**Task to complete:** What follows is a listing to be transcribed exactly.

-- start Data for this task --

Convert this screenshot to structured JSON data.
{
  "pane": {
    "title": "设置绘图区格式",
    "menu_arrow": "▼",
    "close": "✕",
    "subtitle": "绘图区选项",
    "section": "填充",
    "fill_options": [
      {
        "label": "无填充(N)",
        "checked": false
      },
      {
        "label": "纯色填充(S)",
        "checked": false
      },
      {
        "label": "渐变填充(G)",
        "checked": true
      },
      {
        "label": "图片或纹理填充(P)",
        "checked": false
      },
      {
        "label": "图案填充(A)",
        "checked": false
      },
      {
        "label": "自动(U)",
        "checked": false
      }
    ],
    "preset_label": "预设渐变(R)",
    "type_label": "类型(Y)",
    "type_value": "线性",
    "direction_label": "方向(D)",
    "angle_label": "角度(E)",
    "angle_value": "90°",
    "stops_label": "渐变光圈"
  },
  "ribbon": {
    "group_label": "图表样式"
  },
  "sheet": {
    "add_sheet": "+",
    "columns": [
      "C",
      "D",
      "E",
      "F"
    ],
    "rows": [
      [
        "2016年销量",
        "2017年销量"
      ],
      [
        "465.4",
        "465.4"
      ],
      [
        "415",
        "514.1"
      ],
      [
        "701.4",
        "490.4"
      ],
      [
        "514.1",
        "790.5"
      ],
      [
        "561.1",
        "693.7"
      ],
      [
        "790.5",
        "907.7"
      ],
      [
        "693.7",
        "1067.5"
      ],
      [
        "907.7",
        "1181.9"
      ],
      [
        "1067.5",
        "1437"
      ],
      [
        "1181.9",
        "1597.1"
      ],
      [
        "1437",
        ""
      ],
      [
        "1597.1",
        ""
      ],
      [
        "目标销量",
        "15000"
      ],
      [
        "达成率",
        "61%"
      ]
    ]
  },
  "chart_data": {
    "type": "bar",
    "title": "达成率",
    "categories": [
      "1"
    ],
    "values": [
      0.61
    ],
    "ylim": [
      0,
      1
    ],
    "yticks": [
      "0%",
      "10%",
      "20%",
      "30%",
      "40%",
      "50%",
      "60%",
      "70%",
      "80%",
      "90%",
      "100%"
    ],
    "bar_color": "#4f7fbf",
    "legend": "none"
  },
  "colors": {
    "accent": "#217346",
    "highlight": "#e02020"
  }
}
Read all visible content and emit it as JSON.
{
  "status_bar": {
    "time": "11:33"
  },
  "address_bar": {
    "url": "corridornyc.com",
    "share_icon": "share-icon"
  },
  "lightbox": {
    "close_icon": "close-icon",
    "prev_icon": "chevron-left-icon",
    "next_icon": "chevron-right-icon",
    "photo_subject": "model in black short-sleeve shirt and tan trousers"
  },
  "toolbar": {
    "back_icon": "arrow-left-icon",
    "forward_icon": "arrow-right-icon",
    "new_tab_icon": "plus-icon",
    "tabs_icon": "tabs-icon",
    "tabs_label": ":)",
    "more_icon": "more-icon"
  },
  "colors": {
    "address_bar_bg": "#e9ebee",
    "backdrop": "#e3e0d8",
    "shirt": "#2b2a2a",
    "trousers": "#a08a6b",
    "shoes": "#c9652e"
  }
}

-- end Data for this task --

**Task result:**
Convert this screenshot to structured JSON data.
{
  "pane": {
    "title": "设置绘图区格式",
    "menu_arrow": "▼",
    "close": "✕",
    "subtitle": "绘图区选项",
    "section": "填充",
    "fill_options": [
      {
        "label": "无填充(N)",
        "checked": false
      },
      {
        "label": "纯色填充(S)",
        "checked": false
      },
      {
        "label": "渐变填充(G)",
        "checked": true
      },
      {
        "label": "图片或纹理填充(P)",
        "checked": false
      },
      {
        "label": "图案填充(A)",
        "checked": false
      },
      {
        "label": "自动(U)",
        "checked": false
      }
    ],
    "preset_label": "预设渐变(R)",
    "type_label": "类型(Y)",
    "type_value": "线性",
    "direction_label": "方向(D)",
    "angle_label": "角度(E)",
    "angle_value": "90°",
    "stops_label": "渐变光圈"
  },
  "ribbon": {
    "group_label": "图表样式"
  },
  "sheet": {
    "add_sheet": "+",
    "columns": [
      "C",
      "D",
      "E",
      "F"
    ],
    "rows": [
      [
        "2016年销量",
        "2017年销量"
      ],
      [
        "465.4",
        "465.4"
      ],
      [
        "415",
        "514.1"
      ],
      [
        "701.4",
        "490.4"
      ],
      [
        "514.1",
        "790.5"
      ],
      [
        "561.1",
        "693.7"
      ],
      [
        "790.5",
        "907.7"
      ],
      [
        "693.7",
        "1067.5"
      ],
      [
        "907.7",
        "1181.9"
      ],
      [
        "1067.5",
        "1437"
      ],
      [
        "1181.9",
        "1597.1"
      ],
      [
        "1437",
        ""
      ],
      [
        "1597.1",
        ""
      ],
      [
        "目标销量",
        "15000"
      ],
      [
        "达成率",
        "61%"
      ]
    ]
  },
  "chart_data": {
    "type": "bar",
    "title": "达成率",
    "categories": [
      "1"
    ],
    "values": [
      0.61
    ],
    "ylim": [
      0,
      1
    ],
    "yticks": [
      "0%",
      "10%",
      "20%",
      "30%",
      "40%",
      "50%",
      "60%",
      "70%",
      "80%",
      "90%",
      "100%"
    ],
    "bar_color": "#4f7fbf",
    "legend": "none"
  },
  "colors": {
    "accent": "#217346",
    "highlight": "#e02020"
  }
}
Read all visible content and emit it as JSON.
{
  "status_bar": {
    "time": "11:33"
  },
  "address_bar": {
    "url": "corridornyc.com",
    "share_icon": "share-icon"
  },
  "lightbox": {
    "close_icon": "close-icon",
    "prev_icon": "chevron-left-icon",
    "next_icon": "chevron-right-icon",
    "photo_subject": "model in black short-sleeve shirt and tan trousers"
  },
  "toolbar": {
    "back_icon": "arrow-left-icon",
    "forward_icon": "arrow-right-icon",
    "new_tab_icon": "plus-icon",
    "tabs_icon": "tabs-icon",
    "tabs_label": ":)",
    "more_icon": "more-icon"
  },
  "colors": {
    "address_bar_bg": "#e9ebee",
    "backdrop": "#e3e0d8",
    "shirt": "#2b2a2a",
    "trousers": "#a08a6b",
    "shoes": "#c9652e"
  }
}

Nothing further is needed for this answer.